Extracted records
_____
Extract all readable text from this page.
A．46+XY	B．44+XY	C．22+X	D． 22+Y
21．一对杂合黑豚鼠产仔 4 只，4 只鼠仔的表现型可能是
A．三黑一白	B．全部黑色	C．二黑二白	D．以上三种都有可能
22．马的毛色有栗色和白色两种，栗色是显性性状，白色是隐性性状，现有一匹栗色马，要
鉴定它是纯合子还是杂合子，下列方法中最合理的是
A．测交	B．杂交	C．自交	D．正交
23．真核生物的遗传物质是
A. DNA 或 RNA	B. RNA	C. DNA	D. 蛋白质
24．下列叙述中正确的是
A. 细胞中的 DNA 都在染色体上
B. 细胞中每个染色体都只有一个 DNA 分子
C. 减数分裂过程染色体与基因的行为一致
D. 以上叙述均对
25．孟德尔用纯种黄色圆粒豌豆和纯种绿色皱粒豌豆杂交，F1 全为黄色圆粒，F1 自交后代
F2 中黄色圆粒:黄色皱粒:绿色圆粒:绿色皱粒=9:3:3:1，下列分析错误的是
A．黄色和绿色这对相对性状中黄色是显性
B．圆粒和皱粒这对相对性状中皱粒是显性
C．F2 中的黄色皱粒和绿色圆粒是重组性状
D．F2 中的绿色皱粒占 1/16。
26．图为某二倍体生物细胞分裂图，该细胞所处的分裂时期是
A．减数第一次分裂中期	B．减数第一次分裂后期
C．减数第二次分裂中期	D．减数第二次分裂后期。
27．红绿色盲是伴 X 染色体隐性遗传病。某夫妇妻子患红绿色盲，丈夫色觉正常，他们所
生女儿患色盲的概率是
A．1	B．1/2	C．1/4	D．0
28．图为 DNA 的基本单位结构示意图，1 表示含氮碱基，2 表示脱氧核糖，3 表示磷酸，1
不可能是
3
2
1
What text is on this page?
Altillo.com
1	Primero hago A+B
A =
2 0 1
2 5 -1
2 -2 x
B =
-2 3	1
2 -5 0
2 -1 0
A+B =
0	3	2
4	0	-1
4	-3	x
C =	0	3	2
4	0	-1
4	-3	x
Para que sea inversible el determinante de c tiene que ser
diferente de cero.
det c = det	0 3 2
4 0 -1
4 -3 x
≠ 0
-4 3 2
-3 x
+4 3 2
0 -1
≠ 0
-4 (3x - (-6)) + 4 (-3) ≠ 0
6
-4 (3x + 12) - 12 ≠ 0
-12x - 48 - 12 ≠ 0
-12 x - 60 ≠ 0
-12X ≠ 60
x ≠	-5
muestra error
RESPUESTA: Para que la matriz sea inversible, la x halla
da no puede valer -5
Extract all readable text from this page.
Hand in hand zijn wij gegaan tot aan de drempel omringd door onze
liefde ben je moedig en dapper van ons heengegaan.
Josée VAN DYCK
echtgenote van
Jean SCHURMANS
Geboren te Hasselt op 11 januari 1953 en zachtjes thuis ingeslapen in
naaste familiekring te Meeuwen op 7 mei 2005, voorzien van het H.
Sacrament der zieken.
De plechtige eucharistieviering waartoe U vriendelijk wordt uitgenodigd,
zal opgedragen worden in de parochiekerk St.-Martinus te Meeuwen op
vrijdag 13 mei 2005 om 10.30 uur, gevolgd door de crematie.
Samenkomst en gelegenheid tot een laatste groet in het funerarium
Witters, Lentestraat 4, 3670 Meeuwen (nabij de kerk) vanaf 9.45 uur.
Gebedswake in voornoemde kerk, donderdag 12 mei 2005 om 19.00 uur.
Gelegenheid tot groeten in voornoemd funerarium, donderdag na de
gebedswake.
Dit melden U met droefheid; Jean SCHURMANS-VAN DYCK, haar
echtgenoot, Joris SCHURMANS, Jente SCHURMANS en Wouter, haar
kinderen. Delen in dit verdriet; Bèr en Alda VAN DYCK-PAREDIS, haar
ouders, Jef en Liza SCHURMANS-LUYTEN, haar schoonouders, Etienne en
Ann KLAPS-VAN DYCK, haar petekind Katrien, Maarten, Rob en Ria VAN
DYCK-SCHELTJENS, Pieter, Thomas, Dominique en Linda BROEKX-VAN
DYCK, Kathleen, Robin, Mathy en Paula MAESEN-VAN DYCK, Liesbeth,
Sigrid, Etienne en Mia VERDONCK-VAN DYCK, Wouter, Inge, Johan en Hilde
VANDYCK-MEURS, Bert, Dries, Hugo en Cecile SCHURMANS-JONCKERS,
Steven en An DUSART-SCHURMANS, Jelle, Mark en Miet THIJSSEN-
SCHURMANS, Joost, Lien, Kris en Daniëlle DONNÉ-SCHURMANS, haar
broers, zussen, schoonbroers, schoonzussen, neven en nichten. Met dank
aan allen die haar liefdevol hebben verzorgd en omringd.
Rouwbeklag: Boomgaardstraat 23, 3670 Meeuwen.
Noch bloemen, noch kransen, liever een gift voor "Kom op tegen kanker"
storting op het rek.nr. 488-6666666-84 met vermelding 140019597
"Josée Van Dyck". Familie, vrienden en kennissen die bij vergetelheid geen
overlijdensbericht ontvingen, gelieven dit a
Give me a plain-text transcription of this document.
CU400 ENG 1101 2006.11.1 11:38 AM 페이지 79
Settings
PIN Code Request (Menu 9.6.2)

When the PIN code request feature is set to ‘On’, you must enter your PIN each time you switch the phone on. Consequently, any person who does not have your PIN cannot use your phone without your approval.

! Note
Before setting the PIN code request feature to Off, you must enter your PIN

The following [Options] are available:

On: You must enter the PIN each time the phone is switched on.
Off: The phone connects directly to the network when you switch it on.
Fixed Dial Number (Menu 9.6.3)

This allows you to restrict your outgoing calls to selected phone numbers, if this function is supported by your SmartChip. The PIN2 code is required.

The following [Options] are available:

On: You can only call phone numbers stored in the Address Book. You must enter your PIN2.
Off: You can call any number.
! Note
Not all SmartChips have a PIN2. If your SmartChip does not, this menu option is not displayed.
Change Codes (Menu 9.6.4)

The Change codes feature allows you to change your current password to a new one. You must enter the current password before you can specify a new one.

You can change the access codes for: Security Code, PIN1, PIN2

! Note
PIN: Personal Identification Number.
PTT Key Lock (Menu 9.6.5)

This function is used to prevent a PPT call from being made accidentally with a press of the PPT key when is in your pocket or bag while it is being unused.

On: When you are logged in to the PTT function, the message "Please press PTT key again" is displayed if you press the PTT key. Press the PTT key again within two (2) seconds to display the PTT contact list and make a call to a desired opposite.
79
_____
#### [Exercise instructions]
All of the lines above need to be given again exactly.

#### [Correct response]
Extract all readable text from this page.
A．46+XY	B．44+XY	C．22+X	D． 22+Y
21．一对杂合黑豚鼠产仔 4 只，4 只鼠仔的表现型可能是
A．三黑一白	B．全部黑色	C．二黑二白	D．以上三种都有可能
22．马的毛色有栗色和白色两种，栗色是显性性状，白色是隐性性状，现有一匹栗色马，要
鉴定它是纯合子还是杂合子，下列方法中最合理的是
A．测交	B．杂交	C．自交	D．正交
23．真核生物的遗传物质是
A. DNA 或 RNA	B. RNA	C. DNA	D. 蛋白质
24．下列叙述中正确的是
A. 细胞中的 DNA 都在染色体上
B. 细胞中每个染色体都只有一个 DNA 分子
C. 减数分裂过程染色体与基因的行为一致
D. 以上叙述均对
25．孟德尔用纯种黄色圆粒豌豆和纯种绿色皱粒豌豆杂交，F1 全为黄色圆粒，F1 自交后代
F2 中黄色圆粒:黄色皱粒:绿色圆粒:绿色皱粒=9:3:3:1，下列分析错误的是
A．黄色和绿色这对相对性状中黄色是显性
B．圆粒和皱粒这对相对性状中皱粒是显性
C．F2 中的黄色皱粒和绿色圆粒是重组性状
D．F2 中的绿色皱粒占 1/16。
26．图为某二倍体生物细胞分裂图，该细胞所处的分裂时期是
A．减数第一次分裂中期	B．减数第一次分裂后期
C．减数第二次分裂中期	D．减数第二次分裂后期。
27．红绿色盲是伴 X 染色体隐性遗传病。某夫妇妻子患红绿色盲，丈夫色觉正常，他们所
生女儿患色盲的概率是
A．1	B．1/2	C．1/4	D．0
28．图为 DNA 的基本单位结构示意图，1 表示含氮碱基，2 表示脱氧核糖，3 表示磷酸，1
不可能是
3
2
1
What text is on this page?
Altillo.com
1	Primero hago A+B
A =
2 0 1
2 5 -1
2 -2 x
B =
-2 3	1
2 -5 0
2 -1 0
A+B =
0	3	2
4	0	-1
4	-3	x
C =	0	3	2
4	0	-1
4	-3	x
Para que sea inversible el determinante de c tiene que ser
diferente de cero.
det c = det	0 3 2
4 0 -1
4 -3 x
≠ 0
-4 3 2
-3 x
+4 3 2
0 -1
≠ 0
-4 (3x - (-6)) + 4 (-3) ≠ 0
6
-4 (3x + 12) - 12 ≠ 0
-12x - 48 - 12 ≠ 0
-12 x - 60 ≠ 0
-12X ≠ 60
x ≠	-5
muestra error
RESPUESTA: Para que la matriz sea inversible, la x halla
da no puede valer -5
Extract all readable text from this page.
Hand in hand zijn wij gegaan tot aan de drempel omringd door onze
liefde ben je moedig en dapper van ons heengegaan.
Josée VAN DYCK
echtgenote van
Jean SCHURMANS
Geboren te Hasselt op 11 januari 1953 en zachtjes thuis ingeslapen in
naaste familiekring te Meeuwen op 7 mei 2005, voorzien van het H.
Sacrament der zieken.
De plechtige eucharistieviering waartoe U vriendelijk wordt uitgenodigd,
zal opgedragen worden in de parochiekerk St.-Martinus te Meeuwen op
vrijdag 13 mei 2005 om 10.30 uur, gevolgd door de crematie.
Samenkomst en gelegenheid tot een laatste groet in het funerarium
Witters, Lentestraat 4, 3670 Meeuwen (nabij de kerk) vanaf 9.45 uur.
Gebedswake in voornoemde kerk, donderdag 12 mei 2005 om 19.00 uur.
Gelegenheid tot groeten in voornoemd funerarium, donderdag na de
gebedswake.
Dit melden U met droefheid; Jean SCHURMANS-VAN DYCK, haar
echtgenoot, Joris SCHURMANS, Jente SCHURMANS en Wouter, haar
kinderen. Delen in dit verdriet; Bèr en Alda VAN DYCK-PAREDIS, haar
ouders, Jef en Liza SCHURMANS-LUYTEN, haar schoonouders, Etienne en
Ann KLAPS-VAN DYCK, haar petekind Katrien, Maarten, Rob en Ria VAN
DYCK-SCHELTJENS, Pieter, Thomas, Dominique en Linda BROEKX-VAN
DYCK, Kathleen, Robin, Mathy en Paula MAESEN-VAN DYCK, Liesbeth,
Sigrid, Etienne en Mia VERDONCK-VAN DYCK, Wouter, Inge, Johan en Hilde
VANDYCK-MEURS, Bert, Dries, Hugo en Cecile SCHURMANS-JONCKERS,
Steven en An DUSART-SCHURMANS, Jelle, Mark en Miet THIJSSEN-
SCHURMANS, Joost, Lien, Kris en Daniëlle DONNÉ-SCHURMANS, haar
broers, zussen, schoonbroers, schoonzussen, neven en nichten. Met dank
aan allen die haar liefdevol hebben verzorgd en omringd.
Rouwbeklag: Boomgaardstraat 23, 3670 Meeuwen.
Noch bloemen, noch kransen, liever een gift voor "Kom op tegen kanker"
storting op het rek.nr. 488-6666666-84 met vermelding 140019597
"Josée Van Dyck". Familie, vrienden en kennissen die bij vergetelheid geen
overlijdensbericht ontvingen, gelieven dit a
Give me a plain-text transcription of this document.
CU400 ENG 1101 2006.11.1 11:38 AM 페이지 79
Settings
PIN Code Request (Menu 9.6.2)

When the PIN code request feature is set to ‘On’, you must enter your PIN each time you switch the phone on. Consequently, any person who does not have your PIN cannot use your phone without your approval.

! Note
Before setting the PIN code request feature to Off, you must enter your PIN

The following [Options] are available:

On: You must enter the PIN each time the phone is switched on.
Off: The phone connects directly to the network when you switch it on.
Fixed Dial Number (Menu 9.6.3)

This allows you to restrict your outgoing calls to selected phone numbers, if this function is supported by your SmartChip. The PIN2 code is required.

The following [Options] are available:

On: You can only call phone numbers stored in the Address Book. You must enter your PIN2.
Off: You can call any number.
! Note
Not all SmartChips have a PIN2. If your SmartChip does not, this menu option is not displayed.
Change Codes (Menu 9.6.4)

The Change codes feature allows you to change your current password to a new one. You must enter the current password before you can specify a new one.

You can change the access codes for: Security Code, PIN1, PIN2

! Note
PIN: Personal Identification Number.
PTT Key Lock (Menu 9.6.5)

This function is used to prevent a PPT call from being made accidentally with a press of the PPT key when is in your pocket or bag while it is being unused.

On: When you are logged in to the PTT function, the message "Please press PTT key again" is displayed if you press the PTT key. Press the PTT key again within two (2) seconds to display the PTT contact list and make a call to a desired opposite.
79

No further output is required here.